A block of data
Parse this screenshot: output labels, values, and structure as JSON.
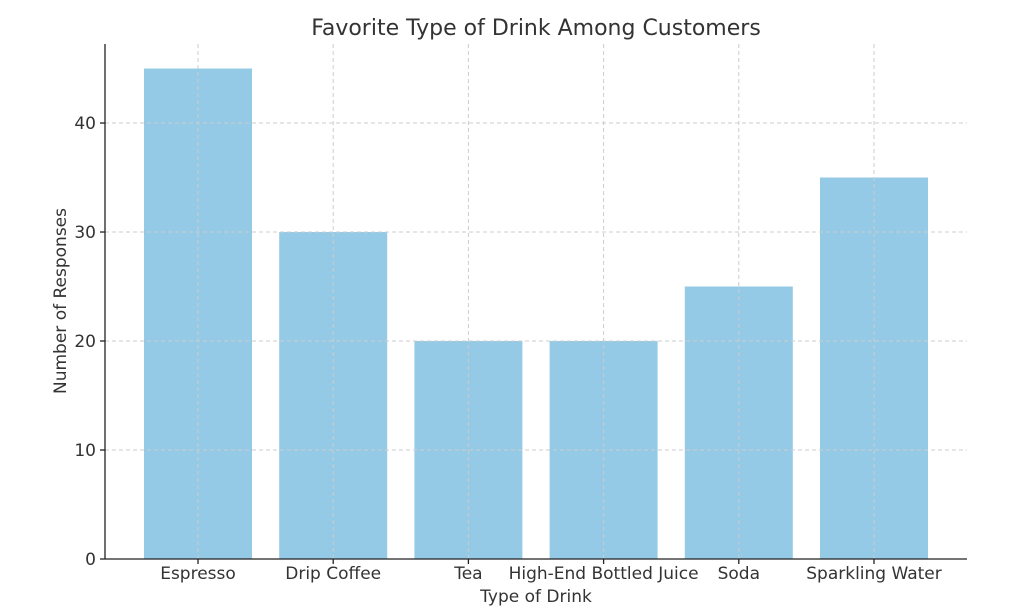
{
  "chart_data": {
    "type": "bar",
    "title": "Favorite Type of Drink Among Customers",
    "xlabel": "Type of Drink",
    "ylabel": "Number of Responses",
    "categories": [
      "Espresso",
      "Drip Coffee",
      "Tea",
      "High-End Bottled Juice",
      "Soda",
      "Sparkling Water"
    ],
    "values": [
      45,
      30,
      20,
      20,
      25,
      35
    ],
    "ylim": [
      0,
      47.25
    ],
    "yticks": [
      0,
      10,
      20,
      30,
      40
    ],
    "grid": true,
    "bar_color": "#94cae6"
  }
}
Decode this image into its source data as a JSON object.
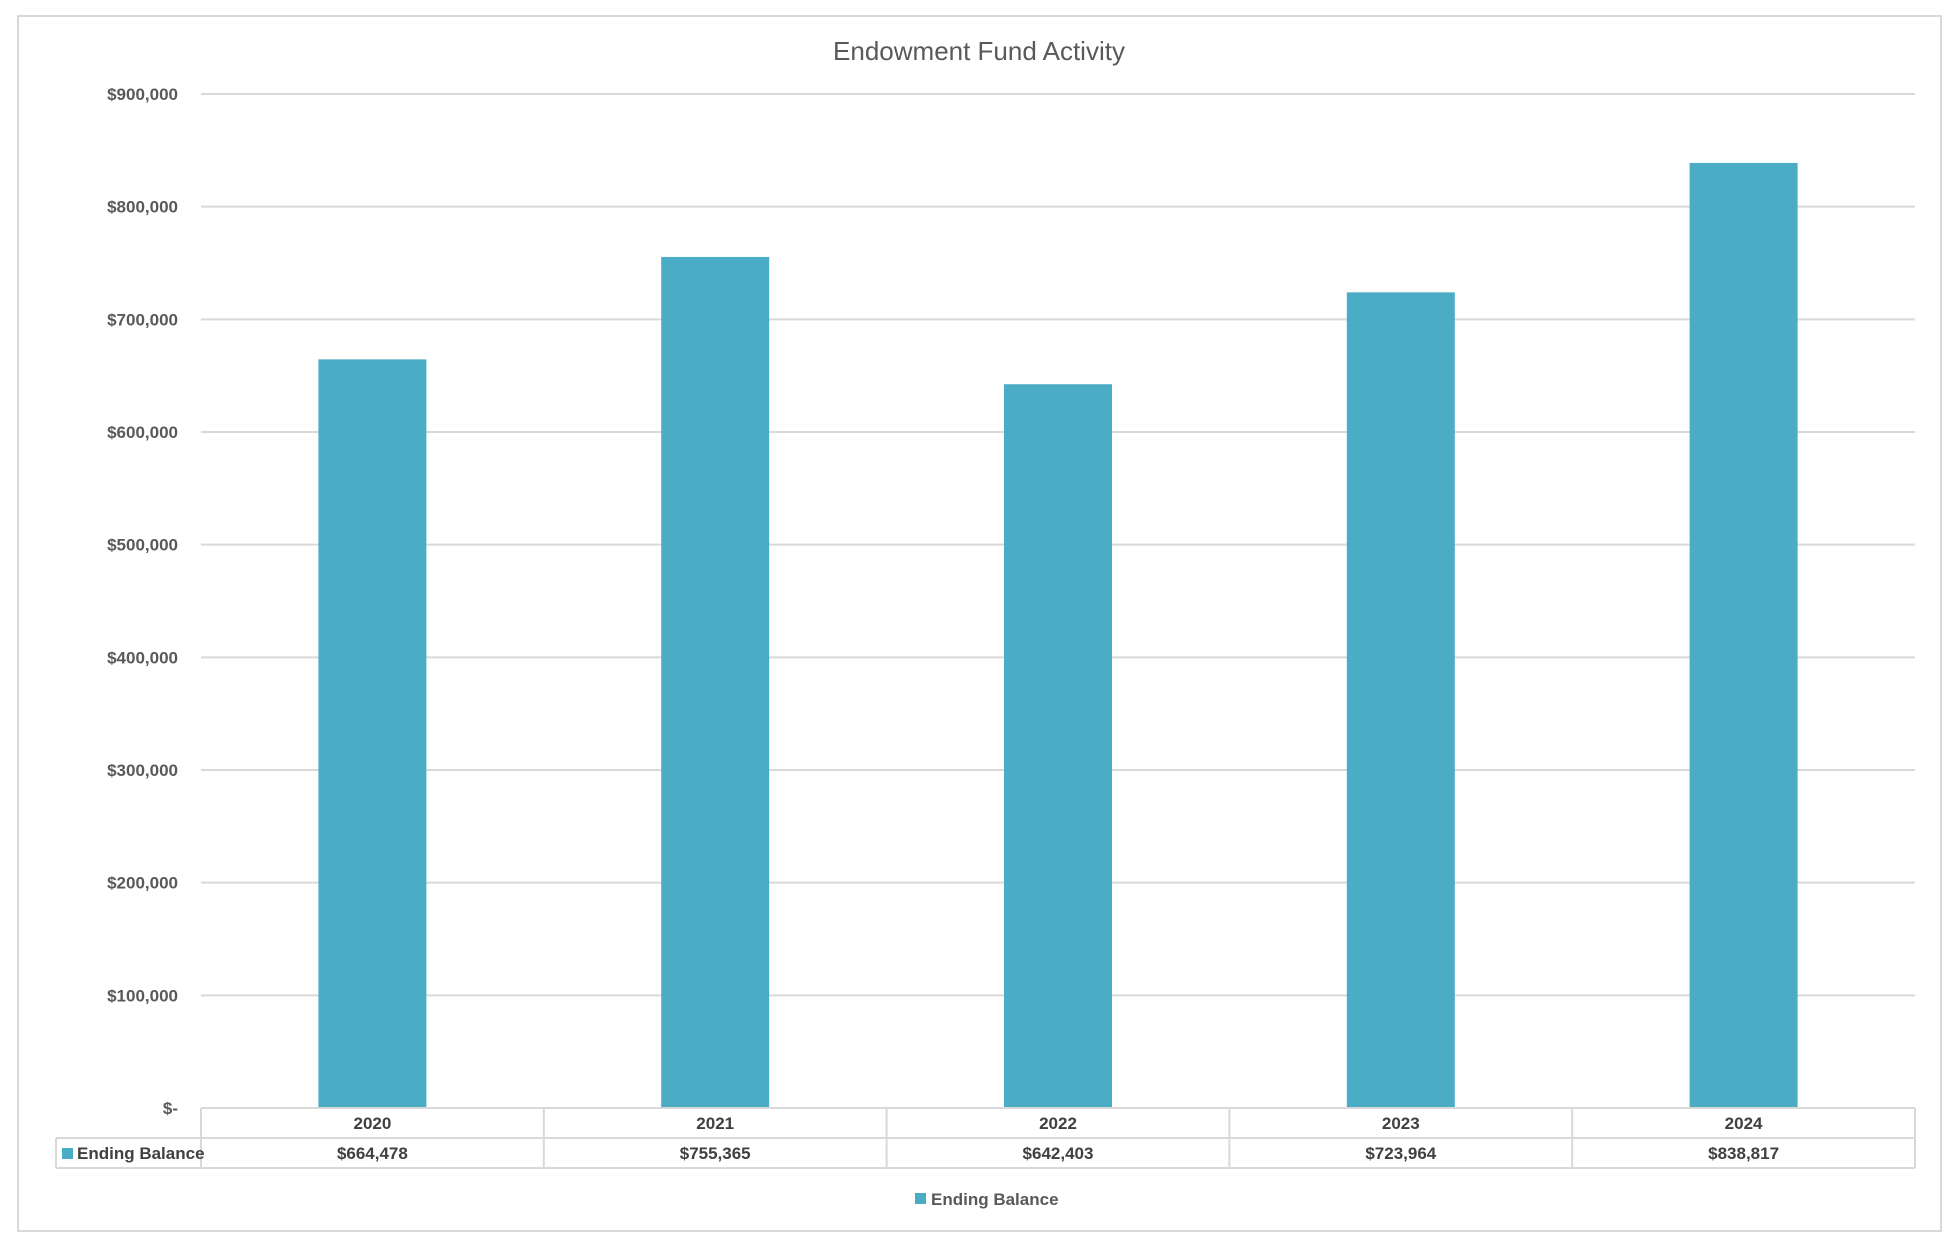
{
  "chart_data": {
    "type": "bar",
    "title": "Endowment Fund Activity",
    "categories": [
      "2020",
      "2021",
      "2022",
      "2023",
      "2024"
    ],
    "series": [
      {
        "name": "Ending Balance",
        "values": [
          664478,
          755365,
          642403,
          723964,
          838817
        ],
        "color": "#4BACC6"
      }
    ],
    "data_table": {
      "row_label": "Ending Balance",
      "cells": [
        "$664,478",
        "$755,365",
        "$642,403",
        "$723,964",
        "$838,817"
      ]
    },
    "y_ticks": [
      "$-",
      "$100,000",
      "$200,000",
      "$300,000",
      "$400,000",
      "$500,000",
      "$600,000",
      "$700,000",
      "$800,000",
      "$900,000"
    ],
    "ylim": [
      0,
      900000
    ],
    "xlabel": "",
    "ylabel": "",
    "grid": true,
    "legend": {
      "position": "bottom",
      "entries": [
        "Ending Balance"
      ]
    }
  }
}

- **Set exercise**:
Please write out all the data again word for word, but not the pictures.

- **Completed task**:
Parse this screenshot: output labels, values, and structure as JSON.
{
  "chart_data": {
    "type": "bar",
    "title": "Favorite Type of Drink Among Customers",
    "xlabel": "Type of Drink",
    "ylabel": "Number of Responses",
    "categories": [
      "Espresso",
      "Drip Coffee",
      "Tea",
      "High-End Bottled Juice",
      "Soda",
      "Sparkling Water"
    ],
    "values": [
      45,
      30,
      20,
      20,
      25,
      35
    ],
    "ylim": [
      0,
      47.25
    ],
    "yticks": [
      0,
      10,
      20,
      30,
      40
    ],
    "grid": true,
    "bar_color": "#94cae6"
  }
}
Decode this image into its source data as a JSON object.
{
  "chart_data": {
    "type": "bar",
    "title": "Endowment Fund Activity",
    "categories": [
      "2020",
      "2021",
      "2022",
      "2023",
      "2024"
    ],
    "series": [
      {
        "name": "Ending Balance",
        "values": [
          664478,
          755365,
          642403,
          723964,
          838817
        ],
        "color": "#4BACC6"
      }
    ],
    "data_table": {
      "row_label": "Ending Balance",
      "cells": [
        "$664,478",
        "$755,365",
        "$642,403",
        "$723,964",
        "$838,817"
      ]
    },
    "y_ticks": [
      "$-",
      "$100,000",
      "$200,000",
      "$300,000",
      "$400,000",
      "$500,000",
      "$600,000",
      "$700,000",
      "$800,000",
      "$900,000"
    ],
    "ylim": [
      0,
      900000
    ],
    "xlabel": "",
    "ylabel": "",
    "grid": true,
    "legend": {
      "position": "bottom",
      "entries": [
        "Ending Balance"
      ]
    }
  }
}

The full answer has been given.